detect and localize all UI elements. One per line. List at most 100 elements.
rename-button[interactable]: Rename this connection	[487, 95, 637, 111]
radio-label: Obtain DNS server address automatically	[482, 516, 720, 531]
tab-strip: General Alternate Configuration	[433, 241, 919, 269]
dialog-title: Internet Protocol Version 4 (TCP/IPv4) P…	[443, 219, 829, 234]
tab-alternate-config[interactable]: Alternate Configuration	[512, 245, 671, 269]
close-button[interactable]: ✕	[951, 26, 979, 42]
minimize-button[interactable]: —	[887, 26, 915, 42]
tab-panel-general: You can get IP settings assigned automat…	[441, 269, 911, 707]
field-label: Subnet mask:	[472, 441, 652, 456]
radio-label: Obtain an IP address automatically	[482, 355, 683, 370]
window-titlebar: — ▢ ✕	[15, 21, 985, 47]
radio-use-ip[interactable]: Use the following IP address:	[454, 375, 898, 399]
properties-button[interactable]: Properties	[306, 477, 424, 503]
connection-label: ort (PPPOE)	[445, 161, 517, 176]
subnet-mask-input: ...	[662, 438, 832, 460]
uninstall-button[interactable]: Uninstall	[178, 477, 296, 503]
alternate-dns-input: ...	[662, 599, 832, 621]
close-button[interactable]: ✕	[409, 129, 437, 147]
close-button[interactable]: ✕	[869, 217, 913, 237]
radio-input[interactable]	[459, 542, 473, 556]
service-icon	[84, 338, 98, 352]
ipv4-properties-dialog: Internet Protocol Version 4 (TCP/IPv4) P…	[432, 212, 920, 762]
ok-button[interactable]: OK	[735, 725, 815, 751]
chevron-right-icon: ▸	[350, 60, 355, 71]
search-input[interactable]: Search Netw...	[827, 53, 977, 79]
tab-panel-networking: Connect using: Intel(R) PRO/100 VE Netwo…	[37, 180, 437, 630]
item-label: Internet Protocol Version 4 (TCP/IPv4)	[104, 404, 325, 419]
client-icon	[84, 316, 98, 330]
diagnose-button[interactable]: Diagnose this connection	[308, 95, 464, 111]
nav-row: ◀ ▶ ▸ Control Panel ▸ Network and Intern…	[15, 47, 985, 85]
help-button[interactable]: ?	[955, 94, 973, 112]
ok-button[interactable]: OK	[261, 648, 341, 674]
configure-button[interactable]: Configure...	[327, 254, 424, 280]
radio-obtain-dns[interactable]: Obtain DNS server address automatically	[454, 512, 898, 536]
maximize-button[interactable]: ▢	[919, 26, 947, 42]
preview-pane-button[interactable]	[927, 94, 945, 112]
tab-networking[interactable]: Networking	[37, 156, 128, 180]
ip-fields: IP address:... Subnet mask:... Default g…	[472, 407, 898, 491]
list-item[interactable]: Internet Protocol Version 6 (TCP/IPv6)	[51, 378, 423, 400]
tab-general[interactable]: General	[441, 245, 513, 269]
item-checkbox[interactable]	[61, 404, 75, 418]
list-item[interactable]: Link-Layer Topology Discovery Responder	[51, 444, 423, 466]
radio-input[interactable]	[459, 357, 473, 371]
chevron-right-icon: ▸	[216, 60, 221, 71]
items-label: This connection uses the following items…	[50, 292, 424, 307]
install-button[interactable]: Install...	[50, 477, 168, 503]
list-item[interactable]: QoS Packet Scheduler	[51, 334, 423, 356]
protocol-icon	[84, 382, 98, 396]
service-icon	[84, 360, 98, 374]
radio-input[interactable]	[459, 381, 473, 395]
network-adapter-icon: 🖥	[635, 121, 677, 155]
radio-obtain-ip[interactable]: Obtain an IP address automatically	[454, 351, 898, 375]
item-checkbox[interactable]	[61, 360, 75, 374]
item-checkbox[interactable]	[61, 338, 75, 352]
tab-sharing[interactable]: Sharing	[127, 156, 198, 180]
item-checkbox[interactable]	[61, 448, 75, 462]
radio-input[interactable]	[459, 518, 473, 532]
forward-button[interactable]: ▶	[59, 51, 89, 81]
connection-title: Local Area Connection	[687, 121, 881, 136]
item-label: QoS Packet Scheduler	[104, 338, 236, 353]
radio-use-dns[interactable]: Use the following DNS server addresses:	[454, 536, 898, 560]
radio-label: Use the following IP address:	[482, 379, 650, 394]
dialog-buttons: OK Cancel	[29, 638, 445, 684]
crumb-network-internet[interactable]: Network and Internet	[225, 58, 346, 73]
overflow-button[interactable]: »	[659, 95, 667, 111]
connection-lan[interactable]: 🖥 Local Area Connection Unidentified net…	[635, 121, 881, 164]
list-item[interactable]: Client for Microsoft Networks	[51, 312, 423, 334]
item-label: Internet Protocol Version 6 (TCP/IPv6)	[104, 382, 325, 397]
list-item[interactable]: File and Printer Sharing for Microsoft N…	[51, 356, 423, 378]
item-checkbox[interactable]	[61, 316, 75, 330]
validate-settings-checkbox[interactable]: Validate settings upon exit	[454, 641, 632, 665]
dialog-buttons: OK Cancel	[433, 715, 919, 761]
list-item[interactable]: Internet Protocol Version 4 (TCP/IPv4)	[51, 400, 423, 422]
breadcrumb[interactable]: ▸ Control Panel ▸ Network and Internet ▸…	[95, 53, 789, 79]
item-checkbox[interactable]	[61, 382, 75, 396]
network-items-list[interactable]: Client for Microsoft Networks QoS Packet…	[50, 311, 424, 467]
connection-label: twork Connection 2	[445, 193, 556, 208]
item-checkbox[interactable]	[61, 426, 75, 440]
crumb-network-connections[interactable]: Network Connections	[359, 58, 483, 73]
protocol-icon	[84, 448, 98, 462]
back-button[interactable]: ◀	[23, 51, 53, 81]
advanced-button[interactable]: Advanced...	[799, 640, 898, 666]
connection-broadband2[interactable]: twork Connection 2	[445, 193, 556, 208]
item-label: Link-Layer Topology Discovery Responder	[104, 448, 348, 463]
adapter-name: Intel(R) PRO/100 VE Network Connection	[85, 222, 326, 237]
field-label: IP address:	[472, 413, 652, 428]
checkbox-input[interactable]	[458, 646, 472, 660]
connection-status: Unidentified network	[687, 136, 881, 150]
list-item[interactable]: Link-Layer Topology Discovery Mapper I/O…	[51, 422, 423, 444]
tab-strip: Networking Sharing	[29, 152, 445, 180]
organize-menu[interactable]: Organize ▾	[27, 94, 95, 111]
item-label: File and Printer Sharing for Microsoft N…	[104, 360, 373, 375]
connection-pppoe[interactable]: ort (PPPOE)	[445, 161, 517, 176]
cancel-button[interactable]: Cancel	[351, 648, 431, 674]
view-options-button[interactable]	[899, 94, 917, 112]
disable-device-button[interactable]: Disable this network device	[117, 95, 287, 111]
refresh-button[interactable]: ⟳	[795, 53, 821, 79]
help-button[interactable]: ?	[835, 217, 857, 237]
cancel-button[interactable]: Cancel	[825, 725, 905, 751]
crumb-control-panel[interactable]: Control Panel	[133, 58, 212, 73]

[TASK PROMPT]
Rewrite every line of the material above as a numbered list, leaving out any blank lines.

[RESPONSE TO THE TASK]
1. detect and localize all UI elements. One per line. List at most 100 elements.
2. rename-button[interactable]: Rename this connection	[487, 95, 637, 111]
3. radio-label: Obtain DNS server address automatically	[482, 516, 720, 531]
4. tab-strip: General Alternate Configuration	[433, 241, 919, 269]
5. dialog-title: Internet Protocol Version 4 (TCP/IPv4) P…	[443, 219, 829, 234]
6. tab-alternate-config[interactable]: Alternate Configuration	[512, 245, 671, 269]
7. close-button[interactable]: ✕	[951, 26, 979, 42]
8. minimize-button[interactable]: —	[887, 26, 915, 42]
9. tab-panel-general: You can get IP settings assigned automat…	[441, 269, 911, 707]
10. field-label: Subnet mask:	[472, 441, 652, 456]
11. radio-label: Obtain an IP address automatically	[482, 355, 683, 370]
12. window-titlebar: — ▢ ✕	[15, 21, 985, 47]
13. radio-use-ip[interactable]: Use the following IP address:	[454, 375, 898, 399]
14. properties-button[interactable]: Properties	[306, 477, 424, 503]
15. connection-label: ort (PPPOE)	[445, 161, 517, 176]
16. subnet-mask-input: ...	[662, 438, 832, 460]
17. uninstall-button[interactable]: Uninstall	[178, 477, 296, 503]
18. alternate-dns-input: ...	[662, 599, 832, 621]
19. close-button[interactable]: ✕	[409, 129, 437, 147]
20. close-button[interactable]: ✕	[869, 217, 913, 237]
21. radio-input[interactable]	[459, 542, 473, 556]
22. service-icon	[84, 338, 98, 352]
23. ipv4-properties-dialog: Internet Protocol Version 4 (TCP/IPv4) P…	[432, 212, 920, 762]
24. ok-button[interactable]: OK	[735, 725, 815, 751]
25. chevron-right-icon: ▸	[350, 60, 355, 71]
26. search-input[interactable]: Search Netw...	[827, 53, 977, 79]
27. tab-panel-networking: Connect using: Intel(R) PRO/100 VE Netwo…	[37, 180, 437, 630]
28. item-label: Internet Protocol Version 4 (TCP/IPv4)	[104, 404, 325, 419]
29. client-icon	[84, 316, 98, 330]
30. diagnose-button[interactable]: Diagnose this connection	[308, 95, 464, 111]
31. nav-row: ◀ ▶ ▸ Control Panel ▸ Network and Intern…	[15, 47, 985, 85]
32. help-button[interactable]: ?	[955, 94, 973, 112]
33. ok-button[interactable]: OK	[261, 648, 341, 674]
34. configure-button[interactable]: Configure...	[327, 254, 424, 280]
35. radio-obtain-dns[interactable]: Obtain DNS server address automatically	[454, 512, 898, 536]
36. maximize-button[interactable]: ▢	[919, 26, 947, 42]
37. preview-pane-button[interactable]	[927, 94, 945, 112]
38. tab-networking[interactable]: Networking	[37, 156, 128, 180]
39. ip-fields: IP address:... Subnet mask:... Default g…	[472, 407, 898, 491]
40. list-item[interactable]: Internet Protocol Version 6 (TCP/IPv6)	[51, 378, 423, 400]
41. tab-general[interactable]: General	[441, 245, 513, 269]
42. item-checkbox[interactable]	[61, 404, 75, 418]
43. list-item[interactable]: Link-Layer Topology Discovery Responder	[51, 444, 423, 466]
44. radio-input[interactable]	[459, 357, 473, 371]
45. chevron-right-icon: ▸	[216, 60, 221, 71]
46. items-label: This connection uses the following items…	[50, 292, 424, 307]
47. install-button[interactable]: Install...	[50, 477, 168, 503]
48. list-item[interactable]: QoS Packet Scheduler	[51, 334, 423, 356]
49. protocol-icon	[84, 382, 98, 396]
50. service-icon	[84, 360, 98, 374]
51. radio-input[interactable]	[459, 381, 473, 395]
52. network-adapter-icon: 🖥	[635, 121, 677, 155]
53. radio-obtain-ip[interactable]: Obtain an IP address automatically	[454, 351, 898, 375]
54. item-checkbox[interactable]	[61, 360, 75, 374]
55. item-checkbox[interactable]	[61, 338, 75, 352]
56. tab-sharing[interactable]: Sharing	[127, 156, 198, 180]
57. item-checkbox[interactable]	[61, 448, 75, 462]
58. radio-input[interactable]	[459, 518, 473, 532]
59. forward-button[interactable]: ▶	[59, 51, 89, 81]
60. connection-title: Local Area Connection	[687, 121, 881, 136]
61. item-label: QoS Packet Scheduler	[104, 338, 236, 353]
62. radio-use-dns[interactable]: Use the following DNS server addresses:	[454, 536, 898, 560]
63. radio-label: Use the following IP address:	[482, 379, 650, 394]
64. dialog-buttons: OK Cancel	[29, 638, 445, 684]
65. crumb-network-internet[interactable]: Network and Internet	[225, 58, 346, 73]
66. overflow-button[interactable]: »	[659, 95, 667, 111]
67. connection-lan[interactable]: 🖥 Local Area Connection Unidentified net…	[635, 121, 881, 164]
68. list-item[interactable]: Client for Microsoft Networks	[51, 312, 423, 334]
69. item-label: Internet Protocol Version 6 (TCP/IPv6)	[104, 382, 325, 397]
70. list-item[interactable]: File and Printer Sharing for Microsoft N…	[51, 356, 423, 378]
71. item-checkbox[interactable]	[61, 316, 75, 330]
72. validate-settings-checkbox[interactable]: Validate settings upon exit	[454, 641, 632, 665]
73. dialog-buttons: OK Cancel	[433, 715, 919, 761]
74. list-item[interactable]: Internet Protocol Version 4 (TCP/IPv4)	[51, 400, 423, 422]
75. breadcrumb[interactable]: ▸ Control Panel ▸ Network and Internet ▸…	[95, 53, 789, 79]
76. item-checkbox[interactable]	[61, 382, 75, 396]
77. network-items-list[interactable]: Client for Microsoft Networks QoS Packet…	[50, 311, 424, 467]
78. connection-label: twork Connection 2	[445, 193, 556, 208]
79. item-checkbox[interactable]	[61, 426, 75, 440]
80. crumb-network-connections[interactable]: Network Connections	[359, 58, 483, 73]
81. protocol-icon	[84, 448, 98, 462]
82. back-button[interactable]: ◀	[23, 51, 53, 81]
83. advanced-button[interactable]: Advanced...	[799, 640, 898, 666]
84. connection-broadband2[interactable]: twork Connection 2	[445, 193, 556, 208]
85. item-label: Link-Layer Topology Discovery Responder	[104, 448, 348, 463]
86. adapter-name: Intel(R) PRO/100 VE Network Connection	[85, 222, 326, 237]
87. field-label: IP address:	[472, 413, 652, 428]
88. checkbox-input[interactable]	[458, 646, 472, 660]
89. connection-status: Unidentified network	[687, 136, 881, 150]
90. list-item[interactable]: Link-Layer Topology Discovery Mapper I/O…	[51, 422, 423, 444]
91. tab-strip: Networking Sharing	[29, 152, 445, 180]
92. organize-menu[interactable]: Organize ▾	[27, 94, 95, 111]
93. item-label: File and Printer Sharing for Microsoft N…	[104, 360, 373, 375]
94. connection-pppoe[interactable]: ort (PPPOE)	[445, 161, 517, 176]
95. cancel-button[interactable]: Cancel	[351, 648, 431, 674]
96. view-options-button[interactable]	[899, 94, 917, 112]
97. disable-device-button[interactable]: Disable this network device	[117, 95, 287, 111]
98. refresh-button[interactable]: ⟳	[795, 53, 821, 79]
99. help-button[interactable]: ?	[835, 217, 857, 237]
100. cancel-button[interactable]: Cancel	[825, 725, 905, 751]
101. crumb-control-panel[interactable]: Control Panel	[133, 58, 212, 73]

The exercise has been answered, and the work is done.